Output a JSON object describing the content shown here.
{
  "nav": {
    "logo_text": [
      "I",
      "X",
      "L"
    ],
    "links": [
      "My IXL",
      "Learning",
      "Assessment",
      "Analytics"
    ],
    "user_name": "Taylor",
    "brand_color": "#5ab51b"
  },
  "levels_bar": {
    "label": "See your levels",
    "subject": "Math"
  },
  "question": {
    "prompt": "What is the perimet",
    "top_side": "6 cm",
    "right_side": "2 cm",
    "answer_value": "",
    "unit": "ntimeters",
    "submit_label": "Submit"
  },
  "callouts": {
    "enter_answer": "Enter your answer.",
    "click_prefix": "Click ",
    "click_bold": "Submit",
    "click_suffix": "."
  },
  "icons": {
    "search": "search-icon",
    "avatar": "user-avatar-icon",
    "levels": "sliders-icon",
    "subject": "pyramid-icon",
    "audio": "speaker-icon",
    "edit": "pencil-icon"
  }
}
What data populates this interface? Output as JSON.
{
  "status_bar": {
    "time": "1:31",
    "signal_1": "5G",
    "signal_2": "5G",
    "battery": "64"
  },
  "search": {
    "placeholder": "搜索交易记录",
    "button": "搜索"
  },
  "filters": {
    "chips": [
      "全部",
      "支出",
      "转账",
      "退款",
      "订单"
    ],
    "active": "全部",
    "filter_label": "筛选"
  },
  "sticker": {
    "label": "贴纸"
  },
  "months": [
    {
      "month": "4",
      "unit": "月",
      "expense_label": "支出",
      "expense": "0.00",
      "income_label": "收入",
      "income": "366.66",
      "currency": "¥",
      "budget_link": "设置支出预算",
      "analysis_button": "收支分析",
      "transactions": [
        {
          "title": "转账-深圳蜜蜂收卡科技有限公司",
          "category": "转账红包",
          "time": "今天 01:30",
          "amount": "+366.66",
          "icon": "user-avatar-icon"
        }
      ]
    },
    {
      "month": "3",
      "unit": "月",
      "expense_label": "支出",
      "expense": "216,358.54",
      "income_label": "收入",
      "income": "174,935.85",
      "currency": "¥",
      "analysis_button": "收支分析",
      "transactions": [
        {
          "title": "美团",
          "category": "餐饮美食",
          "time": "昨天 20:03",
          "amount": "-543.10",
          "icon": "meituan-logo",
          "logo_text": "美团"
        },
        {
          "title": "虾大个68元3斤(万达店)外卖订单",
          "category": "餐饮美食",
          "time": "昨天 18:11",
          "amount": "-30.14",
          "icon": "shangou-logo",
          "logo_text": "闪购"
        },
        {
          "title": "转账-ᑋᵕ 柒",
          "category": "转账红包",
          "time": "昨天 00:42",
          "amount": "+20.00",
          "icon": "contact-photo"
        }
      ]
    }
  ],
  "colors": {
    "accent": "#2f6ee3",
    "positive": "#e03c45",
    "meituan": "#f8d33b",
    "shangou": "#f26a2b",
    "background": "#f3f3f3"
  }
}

◇ ◇ ◇

### [WRITTEN TASK]
Repeat each entry word for word.

### [ANSWER TO THE PROBLEM]
Output a JSON object describing the content shown here.
{
  "nav": {
    "logo_text": [
      "I",
      "X",
      "L"
    ],
    "links": [
      "My IXL",
      "Learning",
      "Assessment",
      "Analytics"
    ],
    "user_name": "Taylor",
    "brand_color": "#5ab51b"
  },
  "levels_bar": {
    "label": "See your levels",
    "subject": "Math"
  },
  "question": {
    "prompt": "What is the perimet",
    "top_side": "6 cm",
    "right_side": "2 cm",
    "answer_value": "",
    "unit": "ntimeters",
    "submit_label": "Submit"
  },
  "callouts": {
    "enter_answer": "Enter your answer.",
    "click_prefix": "Click ",
    "click_bold": "Submit",
    "click_suffix": "."
  },
  "icons": {
    "search": "search-icon",
    "avatar": "user-avatar-icon",
    "levels": "sliders-icon",
    "subject": "pyramid-icon",
    "audio": "speaker-icon",
    "edit": "pencil-icon"
  }
}
What data populates this interface? Output as JSON.
{
  "status_bar": {
    "time": "1:31",
    "signal_1": "5G",
    "signal_2": "5G",
    "battery": "64"
  },
  "search": {
    "placeholder": "搜索交易记录",
    "button": "搜索"
  },
  "filters": {
    "chips": [
      "全部",
      "支出",
      "转账",
      "退款",
      "订单"
    ],
    "active": "全部",
    "filter_label": "筛选"
  },
  "sticker": {
    "label": "贴纸"
  },
  "months": [
    {
      "month": "4",
      "unit": "月",
      "expense_label": "支出",
      "expense": "0.00",
      "income_label": "收入",
      "income": "366.66",
      "currency": "¥",
      "budget_link": "设置支出预算",
      "analysis_button": "收支分析",
      "transactions": [
        {
          "title": "转账-深圳蜜蜂收卡科技有限公司",
          "category": "转账红包",
          "time": "今天 01:30",
          "amount": "+366.66",
          "icon": "user-avatar-icon"
        }
      ]
    },
    {
      "month": "3",
      "unit": "月",
      "expense_label": "支出",
      "expense": "216,358.54",
      "income_label": "收入",
      "income": "174,935.85",
      "currency": "¥",
      "analysis_button": "收支分析",
      "transactions": [
        {
          "title": "美团",
          "category": "餐饮美食",
          "time": "昨天 20:03",
          "amount": "-543.10",
          "icon": "meituan-logo",
          "logo_text": "美团"
        },
        {
          "title": "虾大个68元3斤(万达店)外卖订单",
          "category": "餐饮美食",
          "time": "昨天 18:11",
          "amount": "-30.14",
          "icon": "shangou-logo",
          "logo_text": "闪购"
        },
        {
          "title": "转账-ᑋᵕ 柒",
          "category": "转账红包",
          "time": "昨天 00:42",
          "amount": "+20.00",
          "icon": "contact-photo"
        }
      ]
    }
  ],
  "colors": {
    "accent": "#2f6ee3",
    "positive": "#e03c45",
    "meituan": "#f8d33b",
    "shangou": "#f26a2b",
    "background": "#f3f3f3"
  }
}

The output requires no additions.